> **Objective**: Swap every "minor-tick" in the entries below for "small-tick" and write all the lines out again, with nothing else altered.

> **Element placement data**:
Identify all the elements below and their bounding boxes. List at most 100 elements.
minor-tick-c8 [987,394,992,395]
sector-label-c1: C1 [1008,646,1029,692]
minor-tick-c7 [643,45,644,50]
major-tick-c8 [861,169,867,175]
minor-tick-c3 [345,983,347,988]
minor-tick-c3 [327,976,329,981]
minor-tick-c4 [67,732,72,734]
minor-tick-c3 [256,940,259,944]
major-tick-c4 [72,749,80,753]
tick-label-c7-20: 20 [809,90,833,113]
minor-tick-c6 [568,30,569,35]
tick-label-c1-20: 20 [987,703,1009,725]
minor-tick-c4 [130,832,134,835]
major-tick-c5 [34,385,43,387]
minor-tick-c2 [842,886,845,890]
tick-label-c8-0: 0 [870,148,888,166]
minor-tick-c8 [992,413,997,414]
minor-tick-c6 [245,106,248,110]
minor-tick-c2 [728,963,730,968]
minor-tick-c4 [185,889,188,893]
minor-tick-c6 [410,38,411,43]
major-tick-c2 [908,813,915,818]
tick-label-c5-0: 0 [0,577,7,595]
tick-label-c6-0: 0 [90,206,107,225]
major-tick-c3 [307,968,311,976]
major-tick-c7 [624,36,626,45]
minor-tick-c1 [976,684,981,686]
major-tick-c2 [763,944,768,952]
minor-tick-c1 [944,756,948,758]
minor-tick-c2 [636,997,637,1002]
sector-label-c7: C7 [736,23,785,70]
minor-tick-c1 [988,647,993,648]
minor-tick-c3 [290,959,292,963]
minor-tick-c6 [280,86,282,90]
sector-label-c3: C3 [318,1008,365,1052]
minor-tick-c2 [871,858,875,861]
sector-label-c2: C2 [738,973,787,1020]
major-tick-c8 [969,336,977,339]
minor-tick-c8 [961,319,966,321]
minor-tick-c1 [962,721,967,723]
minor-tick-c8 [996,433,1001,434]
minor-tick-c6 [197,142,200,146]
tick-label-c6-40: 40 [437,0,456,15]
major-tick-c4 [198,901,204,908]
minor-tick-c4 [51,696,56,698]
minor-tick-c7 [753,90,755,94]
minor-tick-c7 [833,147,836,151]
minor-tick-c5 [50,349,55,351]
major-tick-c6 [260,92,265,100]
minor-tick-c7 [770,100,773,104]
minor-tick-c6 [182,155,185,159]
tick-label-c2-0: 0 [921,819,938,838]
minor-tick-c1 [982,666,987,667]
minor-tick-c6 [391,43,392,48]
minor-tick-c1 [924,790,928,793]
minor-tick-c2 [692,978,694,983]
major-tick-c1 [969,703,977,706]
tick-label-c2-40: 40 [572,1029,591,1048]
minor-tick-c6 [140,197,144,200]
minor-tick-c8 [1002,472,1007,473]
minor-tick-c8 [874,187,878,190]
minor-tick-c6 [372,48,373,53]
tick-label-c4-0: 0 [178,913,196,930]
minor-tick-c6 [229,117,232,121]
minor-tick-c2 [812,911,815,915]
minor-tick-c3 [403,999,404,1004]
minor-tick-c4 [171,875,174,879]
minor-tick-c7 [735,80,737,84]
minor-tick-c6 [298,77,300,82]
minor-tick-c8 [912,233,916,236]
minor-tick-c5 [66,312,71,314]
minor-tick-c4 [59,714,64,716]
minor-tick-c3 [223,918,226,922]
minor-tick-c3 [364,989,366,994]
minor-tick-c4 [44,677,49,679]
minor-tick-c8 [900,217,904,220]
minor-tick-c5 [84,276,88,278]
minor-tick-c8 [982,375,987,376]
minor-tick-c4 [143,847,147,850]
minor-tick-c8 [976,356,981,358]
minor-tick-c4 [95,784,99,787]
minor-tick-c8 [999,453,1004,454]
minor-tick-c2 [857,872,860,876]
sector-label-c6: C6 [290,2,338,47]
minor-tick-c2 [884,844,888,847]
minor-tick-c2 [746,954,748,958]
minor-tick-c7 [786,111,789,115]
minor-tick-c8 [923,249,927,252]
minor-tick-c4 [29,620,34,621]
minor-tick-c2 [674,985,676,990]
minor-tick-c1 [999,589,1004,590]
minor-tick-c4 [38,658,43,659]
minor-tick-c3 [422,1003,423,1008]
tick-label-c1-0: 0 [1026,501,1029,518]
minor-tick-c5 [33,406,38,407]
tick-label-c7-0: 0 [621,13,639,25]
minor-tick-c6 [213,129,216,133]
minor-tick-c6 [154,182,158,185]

> **Answer to the exercise**:
Identify all the elements below and their bounding boxes. List at most 100 elements.
small-tick-c8 [987,394,992,395]
sector-label-c1: C1 [1008,646,1029,692]
small-tick-c7 [643,45,644,50]
major-tick-c8 [861,169,867,175]
small-tick-c3 [345,983,347,988]
small-tick-c3 [327,976,329,981]
small-tick-c4 [67,732,72,734]
small-tick-c3 [256,940,259,944]
major-tick-c4 [72,749,80,753]
tick-label-c7-20: 20 [809,90,833,113]
small-tick-c6 [568,30,569,35]
tick-label-c1-20: 20 [987,703,1009,725]
small-tick-c4 [130,832,134,835]
major-tick-c5 [34,385,43,387]
small-tick-c2 [842,886,845,890]
tick-label-c8-0: 0 [870,148,888,166]
small-tick-c8 [992,413,997,414]
small-tick-c6 [245,106,248,110]
small-tick-c2 [728,963,730,968]
small-tick-c4 [185,889,188,893]
small-tick-c6 [410,38,411,43]
major-tick-c2 [908,813,915,818]
tick-label-c5-0: 0 [0,577,7,595]
tick-label-c6-0: 0 [90,206,107,225]
major-tick-c3 [307,968,311,976]
major-tick-c7 [624,36,626,45]
small-tick-c1 [976,684,981,686]
major-tick-c2 [763,944,768,952]
small-tick-c1 [944,756,948,758]
small-tick-c2 [636,997,637,1002]
sector-label-c7: C7 [736,23,785,70]
small-tick-c1 [988,647,993,648]
small-tick-c3 [290,959,292,963]
small-tick-c6 [280,86,282,90]
sector-label-c3: C3 [318,1008,365,1052]
small-tick-c2 [871,858,875,861]
sector-label-c2: C2 [738,973,787,1020]
major-tick-c8 [969,336,977,339]
small-tick-c8 [961,319,966,321]
small-tick-c1 [962,721,967,723]
small-tick-c8 [996,433,1001,434]
small-tick-c6 [197,142,200,146]
tick-label-c6-40: 40 [437,0,456,15]
major-tick-c4 [198,901,204,908]
small-tick-c4 [51,696,56,698]
small-tick-c7 [753,90,755,94]
small-tick-c7 [833,147,836,151]
small-tick-c5 [50,349,55,351]
major-tick-c6 [260,92,265,100]
small-tick-c7 [770,100,773,104]
small-tick-c6 [182,155,185,159]
tick-label-c2-0: 0 [921,819,938,838]
small-tick-c1 [982,666,987,667]
small-tick-c6 [391,43,392,48]
small-tick-c1 [924,790,928,793]
small-tick-c2 [692,978,694,983]
major-tick-c1 [969,703,977,706]
tick-label-c2-40: 40 [572,1029,591,1048]
small-tick-c6 [140,197,144,200]
small-tick-c8 [1002,472,1007,473]
small-tick-c8 [874,187,878,190]
small-tick-c6 [372,48,373,53]
tick-label-c4-0: 0 [178,913,196,930]
small-tick-c6 [229,117,232,121]
small-tick-c2 [812,911,815,915]
small-tick-c3 [403,999,404,1004]
small-tick-c4 [171,875,174,879]
small-tick-c7 [735,80,737,84]
small-tick-c6 [298,77,300,82]
small-tick-c8 [912,233,916,236]
small-tick-c5 [66,312,71,314]
small-tick-c4 [59,714,64,716]
small-tick-c3 [223,918,226,922]
small-tick-c3 [364,989,366,994]
small-tick-c4 [44,677,49,679]
small-tick-c8 [900,217,904,220]
small-tick-c5 [84,276,88,278]
small-tick-c8 [982,375,987,376]
small-tick-c4 [143,847,147,850]
small-tick-c8 [976,356,981,358]
small-tick-c4 [95,784,99,787]
small-tick-c8 [999,453,1004,454]
small-tick-c2 [857,872,860,876]
sector-label-c6: C6 [290,2,338,47]
small-tick-c2 [884,844,888,847]
small-tick-c2 [746,954,748,958]
small-tick-c7 [786,111,789,115]
small-tick-c8 [923,249,927,252]
small-tick-c4 [29,620,34,621]
small-tick-c2 [674,985,676,990]
small-tick-c1 [999,589,1004,590]
small-tick-c4 [38,658,43,659]
small-tick-c3 [422,1003,423,1008]
tick-label-c1-0: 0 [1026,501,1029,518]
small-tick-c5 [33,406,38,407]
tick-label-c7-0: 0 [621,13,639,25]
small-tick-c6 [213,129,216,133]
small-tick-c6 [154,182,158,185]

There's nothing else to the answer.